■ **Work required**: Give the count of lines holding the string "GESTION" and nothing else.

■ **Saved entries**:
**********

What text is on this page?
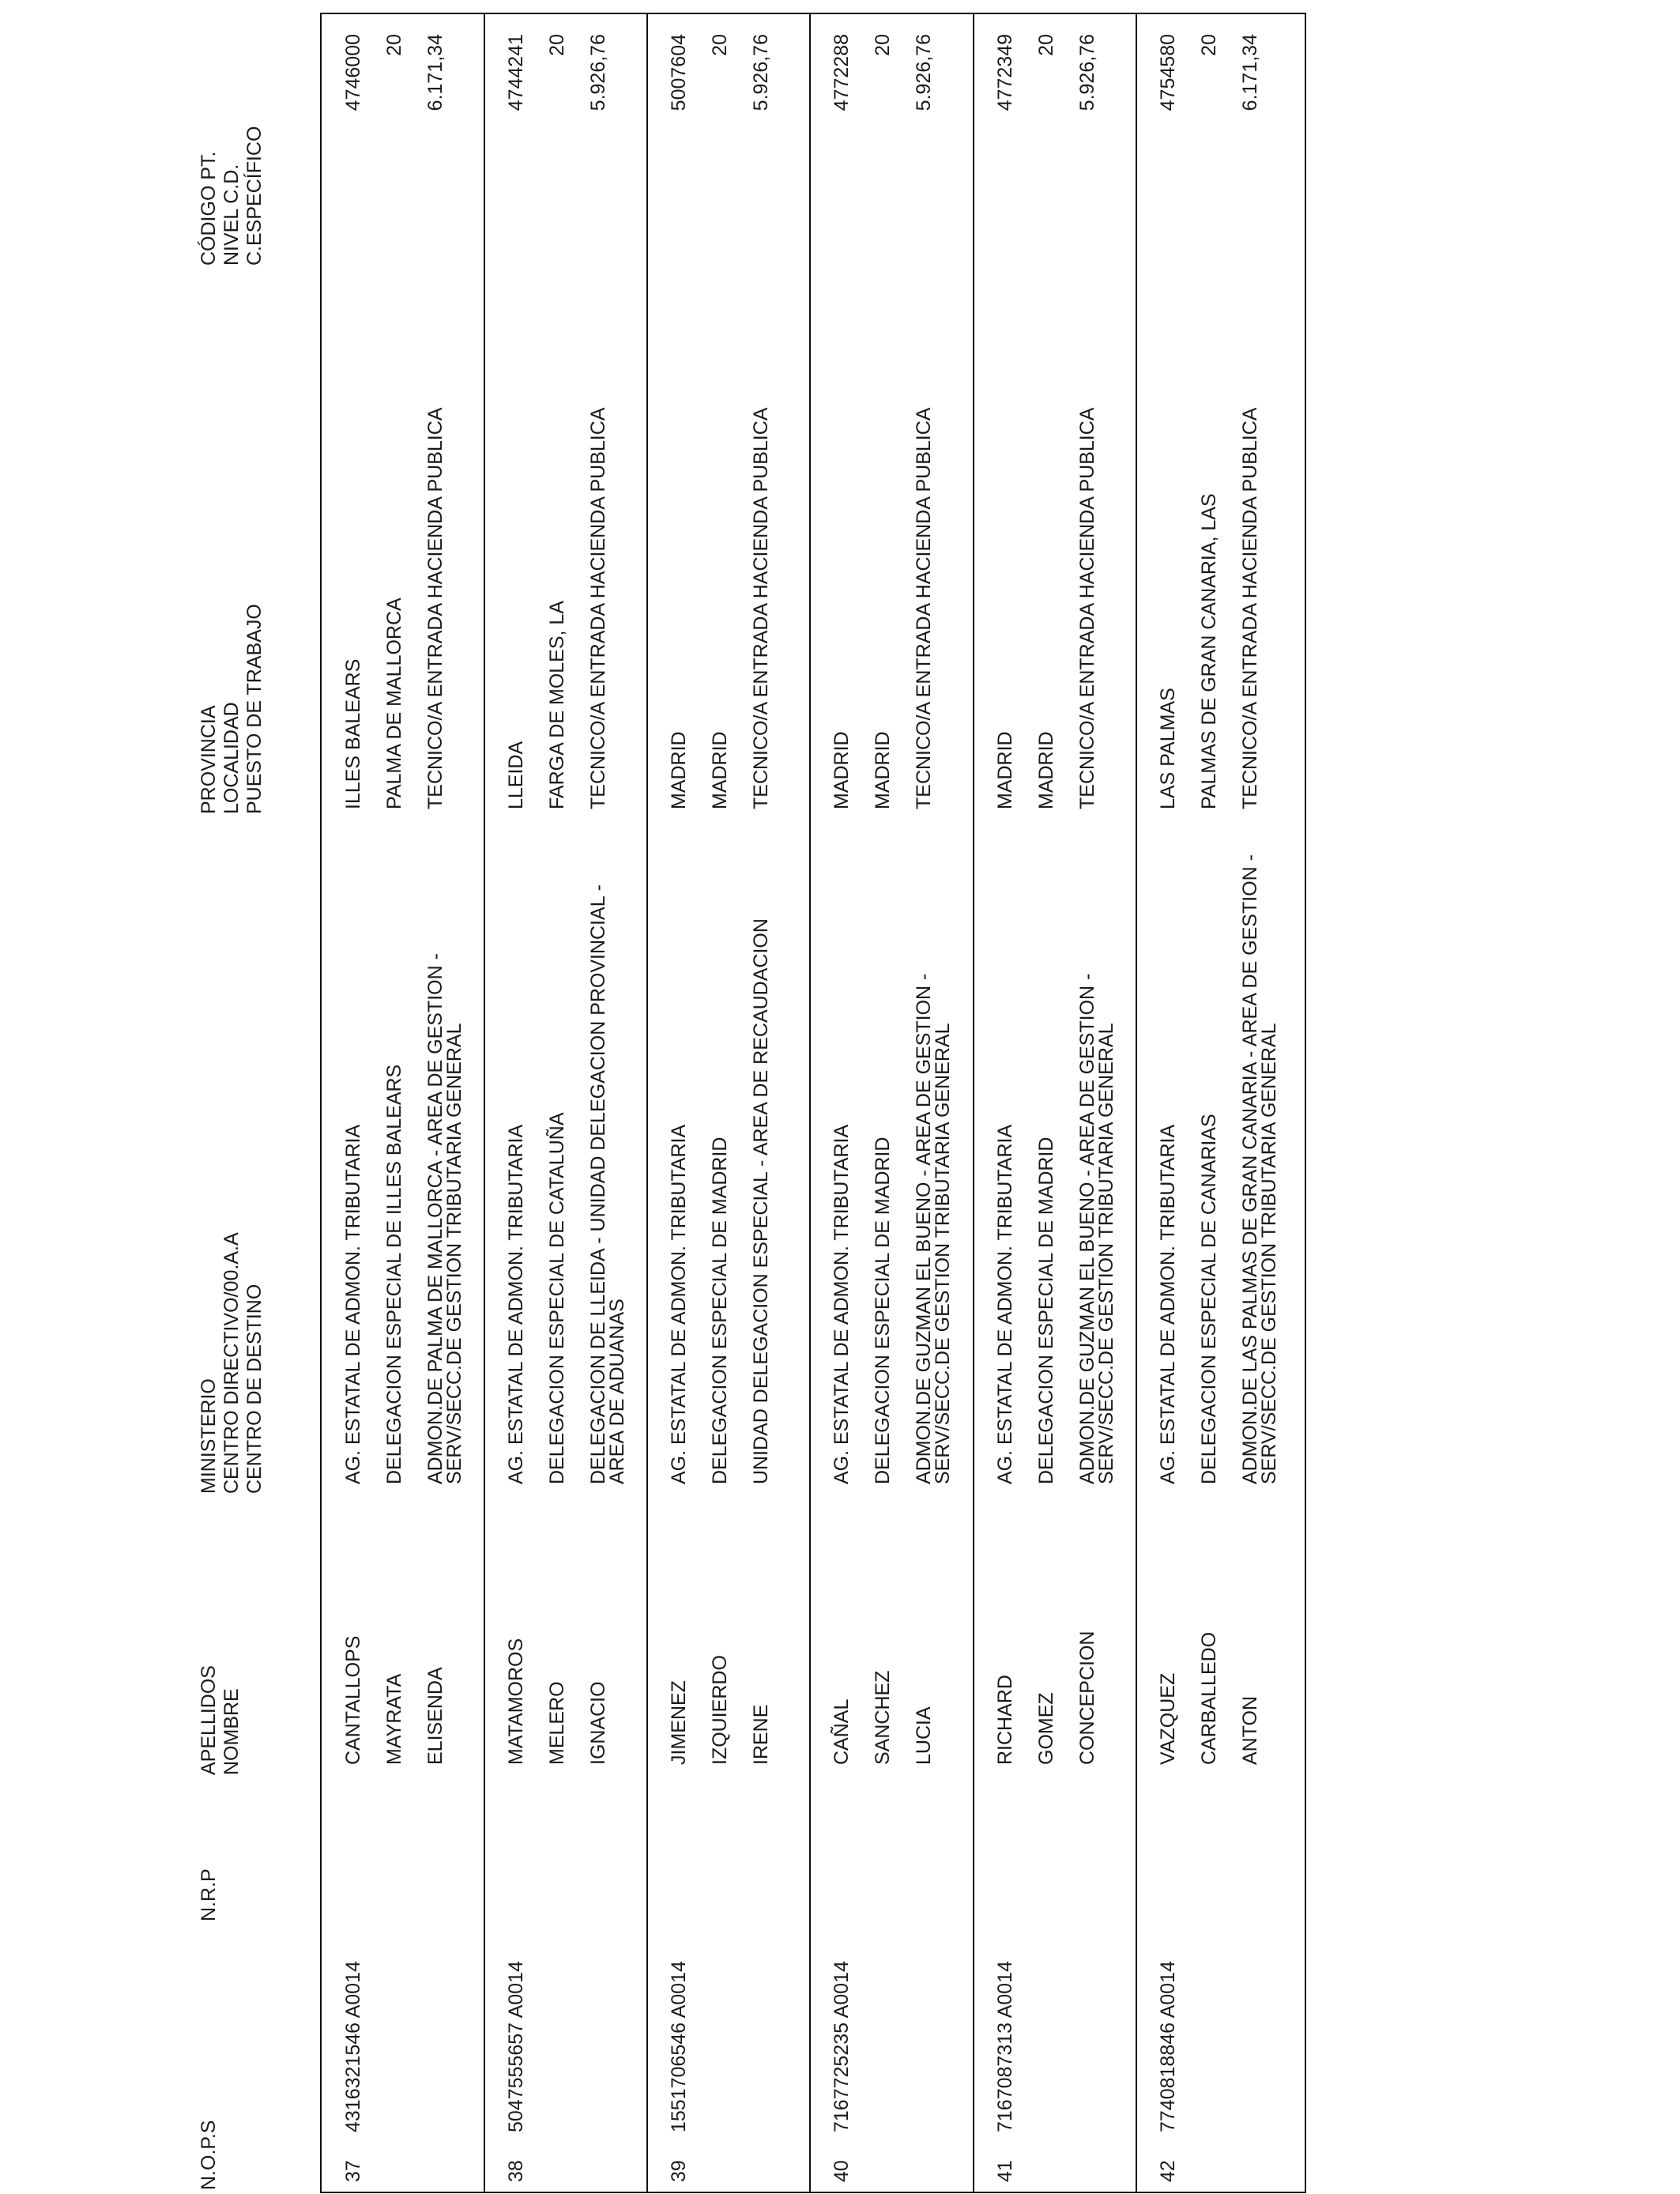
N.O.P.S
N.R.P
APELLIDOS
NOMBRE
MINISTERIO
CENTRO DIRECTIVO/00.A.A
CENTRO DE DESTINO
PROVINCIA
LOCALIDAD
PUESTO DE TRABAJO
CÓDIGO PT.
NIVEL C.D.
C.ESPECÍFICO
37
4316321546 A0014
CANTALLOPS MAYRATA ELISENDA
AG. ESTATAL DE ADMON. TRIBUTARIA DELEGACION ESPECIAL DE ILLES BALEARS ADMON.DE PALMA DE MALLORCA - AREA DE GESTION - SERV/SECC.DE GESTION TRIBUTARIA GENERAL
ILLES BALEARS PALMA DE MALLORCA TECNICO/A ENTRADA HACIENDA PUBLICA
4746000 20 6.171,34
38
5047555657 A0014
MATAMOROS MELERO IGNACIO
AG. ESTATAL DE ADMON. TRIBUTARIA DELEGACION ESPECIAL DE CATALUÑA DELEGACION DE LLEIDA - UNIDAD DELEGACION PROVINCIAL - AREA DE ADUANAS
LLEIDA FARGA DE MOLES, LA TECNICO/A ENTRADA HACIENDA PUBLICA
4744241 20 5.926,76
39
1551706546 A0014
JIMENEZ IZQUIERDO IRENE
AG. ESTATAL DE ADMON. TRIBUTARIA DELEGACION ESPECIAL DE MADRID UNIDAD DELEGACION ESPECIAL - AREA DE RECAUDACION
MADRID MADRID TECNICO/A ENTRADA HACIENDA PUBLICA
5007604 20 5.926,76
40
7167725235 A0014
CAÑAL SANCHEZ LUCIA
AG. ESTATAL DE ADMON. TRIBUTARIA DELEGACION ESPECIAL DE MADRID ADMON.DE GUZMAN EL BUENO - AREA DE GESTION - SERV/SECC.DE GESTION TRIBUTARIA GENERAL
MADRID MADRID TECNICO/A ENTRADA HACIENDA PUBLICA
4772288 20 5.926,76
41
7167087313 A0014
RICHARD GOMEZ CONCEPCION
AG. ESTATAL DE ADMON. TRIBUTARIA DELEGACION ESPECIAL DE MADRID ADMON.DE GUZMAN EL BUENO - AREA DE GESTION - SERV/SECC.DE GESTION TRIBUTARIA GENERAL
MADRID MADRID TECNICO/A ENTRADA HACIENDA PUBLICA
4772349 20 5.926,76
42
7740818846 A0014
VAZQUEZ CARBALLEDO ANTON
AG. ESTATAL DE ADMON. TRIBUTARIA DELEGACION ESPECIAL DE CANARIAS ADMON.DE LAS PALMAS DE GRAN CANARIA - AREA DE GESTION - SERV/SECC.DE GESTION TRIBUTARIA GENERAL
LAS PALMAS PALMAS DE GRAN CANARIA, LAS TECNICO/A ENTRADA HACIENDA PUBLICA
4754580 20 6.171,34
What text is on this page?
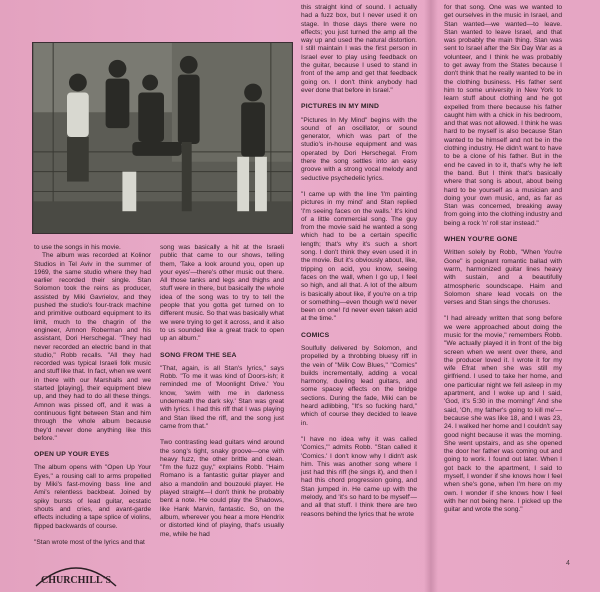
to use the songs in his movie.

The album was recorded at Kolinor Studios in Tel Aviv in the summer of 1969, the same studio where they had earlier recorded their single. Stan Solomon took the reins as producer, assisted by Miki Gavrielov, and they pushed the studio's four-track machine and primitive outboard equipment to its limit, much to the chagrin of the engineer, Amnon Roberman and his assistant, Dori Herschegal. "They had never recorded an electric band in that studio," Robb recalls. "All they had recorded was typical Israeli folk music and stuff like that. In fact, when we went in there with our Marshalls and we started [playing], their equipment blew up, and they had to do all these things. Amnon was pissed off, and it was a continuous fight between Stan and him through the whole album because they'd never done anything like this before."

OPEN UP YOUR EYES

The album opens with "Open Up Your Eyes," a rousing call to arms propelled by Miki's fast-moving bass line and Ami's relentless backbeat. Joined by spiky bursts of lead guitar, ecstatic shouts and cries, and avant-garde effects including a tape splice of violins, flipped backwards of course.

"Stan wrote most of the lyrics and that

song was basically a hit at the Israeli public that came to our shows, telling them, 'Take a look around you, open up your eyes'—there's other music out there. All those tanks and legs and thighs and stuff were in there, but basically the whole idea of the song was to try to tell the people that you gotta get turned on to different music. So that was basically what we were trying to get it across, and it also to us sounded like a great track to open up an album."

SONG FROM THE SEA

"That, again, is all Stan's lyrics," says Robb. "To me it was kind of Doors-ish; it reminded me of 'Moonlight Drive.' You know, 'swim with me in darkness underneath the dark sky.' Stan was great with lyrics. I had this riff that I was playing and Stan liked the riff, and the song just came from that."

Two contrasting lead guitars wind around the song's tight, snaky groove—one with heavy fuzz, the other brittle and clean. "I'm the fuzz guy," explains Robb. "Haim Romano is a fantastic guitar player and also a mandolin and bouzouki player. He played straight—I don't think he probably bent a note. He could play the Shadows, like Hank Marvin, fantastic. So, on the album, wherever you hear a more Hendrix or distorted kind of playing, that's usually me, while he had

this straight kind of sound. I actually had a fuzz box, but I never used it on stage. In those days there were no effects; you just turned the amp all the way up and used the natural distortion. I still maintain I was the first person in Israel ever to play using feedback on the guitar, because I used to stand in front of the amp and get that feedback going on. I don't think anybody had ever done that before in Israel."

PICTURES IN MY MIND

"Pictures In My Mind" begins with the sound of an oscillator, or sound generator, which was part of the studio's in-house equipment and was operated by Dori Herschegal. From there the song settles into an easy groove with a strong vocal melody and seductive psychedelic lyrics.

"I came up with the line 'I'm painting pictures in my mind' and Stan replied 'I'm seeing faces on the walls.' It's kind of a little commercial song. The guy from the movie said he wanted a song which had to be a certain specific length; that's why it's such a short song. I don't think they even used it in the movie. But it's obviously about, like, tripping on acid, you know, seeing faces on the wall, when I go up, I feel so high, and all that. A lot of the album is basically about like, if you're on a trip or something—even though we'd never been on one! I'd never even taken acid at the time."

COMICS

Soulfully delivered by Solomon, and propelled by a throbbing bluesy riff in the vein of "Milk Cow Blues," "Comics" builds incrementally, adding a vocal harmony, dueling lead guitars, and some spacey effects on the bridge sections. During the fade, Miki can be heard adlibbing, "It's so fucking hard," which of course they decided to leave in.

"I have no idea why it was called 'Comics,'" admits Robb. "Stan called it 'Comics.' I don't know why I didn't ask him. This was another song where I just had this riff (he sings it), and then I had this chord progression going, and Stan jumped in. He came up with the melody, and 'it's so hard to be myself'—and all that stuff. I think there are two reasons behind the lyrics that he wrote

for that song. One was we wanted to get ourselves in the music in Israel, and Stan wanted—we wanted—to leave. Stan wanted to leave Israel, and that was probably the main thing. Stan was sent to Israel after the Six Day War as a volunteer, and I think he was probably to get away from the States because I don't think that he really wanted to be in the clothing business. His father sent him to some university in New York to learn stuff about clothing and he got expelled from there because his father caught him with a chick in his bedroom, and that was not allowed. I think he was hard to be myself is also because Stan wanted to be himself and not be in the clothing industry. He didn't want to have to be a clone of his father. But in the end he caved in to it, that's why he left the band. But I think that's basically where that song is about, about being hard to be yourself as a musician and doing your own music, and, as far as Stan was concerned, breaking away from going into the clothing industry and being a rock 'n' roll star instead."

WHEN YOU'RE GONE

Written solely by Robb, "When You're Gone" is poignant romantic ballad with warm, harmonized guitar lines heavy with sustain, and a beautifully atmospheric soundscape. Haim and Solomon share lead vocals on the verses and Stan sings the choruses.

"I had already written that song before we were approached about doing the music for the movie," remembers Robb. "We actually played it in front of the big screen when we went over there, and the producer loved it. I wrote it for my wife Efrat when she was still my girlfriend. I used to take her home, and one particular night we fell asleep in my apartment, and I woke up and I said, 'God, it's 5:30 in the morning!' And she said, 'Oh, my father's going to kill me'—because she was like 18, and I was 23, 24. I walked her home and I couldn't say good night because it was the morning. She went upstairs, and as she opened the door her father was coming out and going to work. I found out later. When I got back to the apartment, I said to myself, I wonder if she knows how I feel when she's gone, when I'm here on my own. I wonder if she knows how I feel with her not being here. I picked up the guitar and wrote the song."

CHURCHILL'S
4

**********

■ **Output for this task**: 4